RIGHE FORNITE:
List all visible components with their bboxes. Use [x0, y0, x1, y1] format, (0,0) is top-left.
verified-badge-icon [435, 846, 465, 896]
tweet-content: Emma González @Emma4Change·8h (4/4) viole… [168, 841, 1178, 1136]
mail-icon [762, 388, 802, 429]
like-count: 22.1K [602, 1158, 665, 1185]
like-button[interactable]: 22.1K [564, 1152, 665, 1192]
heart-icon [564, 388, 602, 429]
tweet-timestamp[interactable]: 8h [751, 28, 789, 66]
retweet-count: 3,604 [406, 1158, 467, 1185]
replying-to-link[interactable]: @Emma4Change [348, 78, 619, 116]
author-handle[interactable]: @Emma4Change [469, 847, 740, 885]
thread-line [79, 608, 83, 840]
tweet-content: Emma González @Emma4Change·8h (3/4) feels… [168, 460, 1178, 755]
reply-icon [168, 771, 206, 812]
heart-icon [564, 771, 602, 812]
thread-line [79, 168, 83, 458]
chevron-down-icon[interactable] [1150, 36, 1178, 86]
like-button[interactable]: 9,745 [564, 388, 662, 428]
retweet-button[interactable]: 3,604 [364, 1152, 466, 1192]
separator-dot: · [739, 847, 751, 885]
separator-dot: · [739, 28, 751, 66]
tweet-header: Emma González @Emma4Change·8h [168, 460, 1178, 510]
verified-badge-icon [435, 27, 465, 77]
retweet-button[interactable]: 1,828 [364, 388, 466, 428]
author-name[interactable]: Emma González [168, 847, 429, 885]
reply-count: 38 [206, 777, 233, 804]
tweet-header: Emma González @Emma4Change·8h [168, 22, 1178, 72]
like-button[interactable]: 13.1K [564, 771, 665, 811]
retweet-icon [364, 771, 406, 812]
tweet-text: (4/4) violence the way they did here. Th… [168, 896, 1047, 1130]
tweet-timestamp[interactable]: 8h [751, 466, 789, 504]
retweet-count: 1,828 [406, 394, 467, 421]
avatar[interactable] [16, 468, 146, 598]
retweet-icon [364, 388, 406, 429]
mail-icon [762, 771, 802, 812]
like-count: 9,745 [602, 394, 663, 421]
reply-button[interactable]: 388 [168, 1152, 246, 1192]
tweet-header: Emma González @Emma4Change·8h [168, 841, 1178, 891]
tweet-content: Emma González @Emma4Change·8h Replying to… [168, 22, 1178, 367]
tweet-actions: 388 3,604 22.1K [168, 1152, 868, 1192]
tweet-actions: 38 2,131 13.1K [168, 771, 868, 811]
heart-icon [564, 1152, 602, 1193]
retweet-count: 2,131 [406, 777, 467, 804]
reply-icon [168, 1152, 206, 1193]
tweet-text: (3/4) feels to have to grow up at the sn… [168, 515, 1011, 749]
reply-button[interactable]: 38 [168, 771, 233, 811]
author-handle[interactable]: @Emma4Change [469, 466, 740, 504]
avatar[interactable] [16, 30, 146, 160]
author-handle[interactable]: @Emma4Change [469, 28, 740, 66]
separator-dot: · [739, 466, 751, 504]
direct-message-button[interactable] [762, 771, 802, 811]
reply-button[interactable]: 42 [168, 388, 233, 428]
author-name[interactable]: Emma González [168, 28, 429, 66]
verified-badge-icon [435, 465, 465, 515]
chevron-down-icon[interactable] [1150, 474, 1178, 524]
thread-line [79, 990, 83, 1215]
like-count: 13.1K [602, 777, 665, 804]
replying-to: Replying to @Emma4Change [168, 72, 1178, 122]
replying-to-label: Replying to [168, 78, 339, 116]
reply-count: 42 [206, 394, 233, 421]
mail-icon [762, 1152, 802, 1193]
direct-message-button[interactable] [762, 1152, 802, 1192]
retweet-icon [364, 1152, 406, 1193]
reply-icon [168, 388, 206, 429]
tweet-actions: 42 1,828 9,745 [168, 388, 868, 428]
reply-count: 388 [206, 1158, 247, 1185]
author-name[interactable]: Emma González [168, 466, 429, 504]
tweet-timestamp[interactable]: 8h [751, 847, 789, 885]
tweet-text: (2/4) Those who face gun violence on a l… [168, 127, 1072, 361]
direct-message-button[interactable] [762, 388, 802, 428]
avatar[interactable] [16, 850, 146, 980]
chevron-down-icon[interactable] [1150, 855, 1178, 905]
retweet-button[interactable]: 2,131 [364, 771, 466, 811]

COMPITO DA SVOLGERE:
Riscrivi tutte le righe sostituendo "mail-icon" con "envelope-icon" e lascia invariato il resto.

RISULTATO OTTENUTO:
List all visible components with their bboxes. Use [x0, y0, x1, y1] format, (0,0) is top-left.
verified-badge-icon [435, 846, 465, 896]
tweet-content: Emma González @Emma4Change·8h (4/4) viole… [168, 841, 1178, 1136]
envelope-icon [762, 388, 802, 429]
like-count: 22.1K [602, 1158, 665, 1185]
like-button[interactable]: 22.1K [564, 1152, 665, 1192]
heart-icon [564, 388, 602, 429]
tweet-timestamp[interactable]: 8h [751, 28, 789, 66]
retweet-count: 3,604 [406, 1158, 467, 1185]
replying-to-link[interactable]: @Emma4Change [348, 78, 619, 116]
author-handle[interactable]: @Emma4Change [469, 847, 740, 885]
thread-line [79, 608, 83, 840]
tweet-content: Emma González @Emma4Change·8h (3/4) feels… [168, 460, 1178, 755]
reply-icon [168, 771, 206, 812]
heart-icon [564, 771, 602, 812]
thread-line [79, 168, 83, 458]
chevron-down-icon[interactable] [1150, 36, 1178, 86]
like-button[interactable]: 9,745 [564, 388, 662, 428]
retweet-button[interactable]: 3,604 [364, 1152, 466, 1192]
separator-dot: · [739, 847, 751, 885]
separator-dot: · [739, 28, 751, 66]
tweet-header: Emma González @Emma4Change·8h [168, 460, 1178, 510]
verified-badge-icon [435, 27, 465, 77]
retweet-button[interactable]: 1,828 [364, 388, 466, 428]
author-name[interactable]: Emma González [168, 847, 429, 885]
reply-count: 38 [206, 777, 233, 804]
tweet-header: Emma González @Emma4Change·8h [168, 22, 1178, 72]
like-button[interactable]: 13.1K [564, 771, 665, 811]
retweet-icon [364, 771, 406, 812]
tweet-text: (4/4) violence the way they did here. Th… [168, 896, 1047, 1130]
tweet-timestamp[interactable]: 8h [751, 466, 789, 504]
retweet-count: 1,828 [406, 394, 467, 421]
avatar[interactable] [16, 468, 146, 598]
retweet-icon [364, 388, 406, 429]
envelope-icon [762, 771, 802, 812]
like-count: 9,745 [602, 394, 663, 421]
reply-button[interactable]: 388 [168, 1152, 246, 1192]
tweet-header: Emma González @Emma4Change·8h [168, 841, 1178, 891]
tweet-content: Emma González @Emma4Change·8h Replying to… [168, 22, 1178, 367]
tweet-actions: 388 3,604 22.1K [168, 1152, 868, 1192]
tweet-actions: 38 2,131 13.1K [168, 771, 868, 811]
heart-icon [564, 1152, 602, 1193]
retweet-count: 2,131 [406, 777, 467, 804]
reply-icon [168, 1152, 206, 1193]
tweet-text: (3/4) feels to have to grow up at the sn… [168, 515, 1011, 749]
reply-button[interactable]: 38 [168, 771, 233, 811]
author-handle[interactable]: @Emma4Change [469, 466, 740, 504]
avatar[interactable] [16, 30, 146, 160]
author-handle[interactable]: @Emma4Change [469, 28, 740, 66]
separator-dot: · [739, 466, 751, 504]
direct-message-button[interactable] [762, 771, 802, 811]
reply-button[interactable]: 42 [168, 388, 233, 428]
author-name[interactable]: Emma González [168, 28, 429, 66]
verified-badge-icon [435, 465, 465, 515]
chevron-down-icon[interactable] [1150, 474, 1178, 524]
thread-line [79, 990, 83, 1215]
like-count: 13.1K [602, 777, 665, 804]
replying-to: Replying to @Emma4Change [168, 72, 1178, 122]
replying-to-label: Replying to [168, 78, 339, 116]
reply-count: 42 [206, 394, 233, 421]
envelope-icon [762, 1152, 802, 1193]
direct-message-button[interactable] [762, 1152, 802, 1192]
retweet-icon [364, 1152, 406, 1193]
reply-icon [168, 388, 206, 429]
tweet-actions: 42 1,828 9,745 [168, 388, 868, 428]
reply-count: 388 [206, 1158, 247, 1185]
author-name[interactable]: Emma González [168, 466, 429, 504]
tweet-timestamp[interactable]: 8h [751, 847, 789, 885]
tweet-text: (2/4) Those who face gun violence on a l… [168, 127, 1072, 361]
direct-message-button[interactable] [762, 388, 802, 428]
avatar[interactable] [16, 850, 146, 980]
chevron-down-icon[interactable] [1150, 855, 1178, 905]
retweet-button[interactable]: 2,131 [364, 771, 466, 811]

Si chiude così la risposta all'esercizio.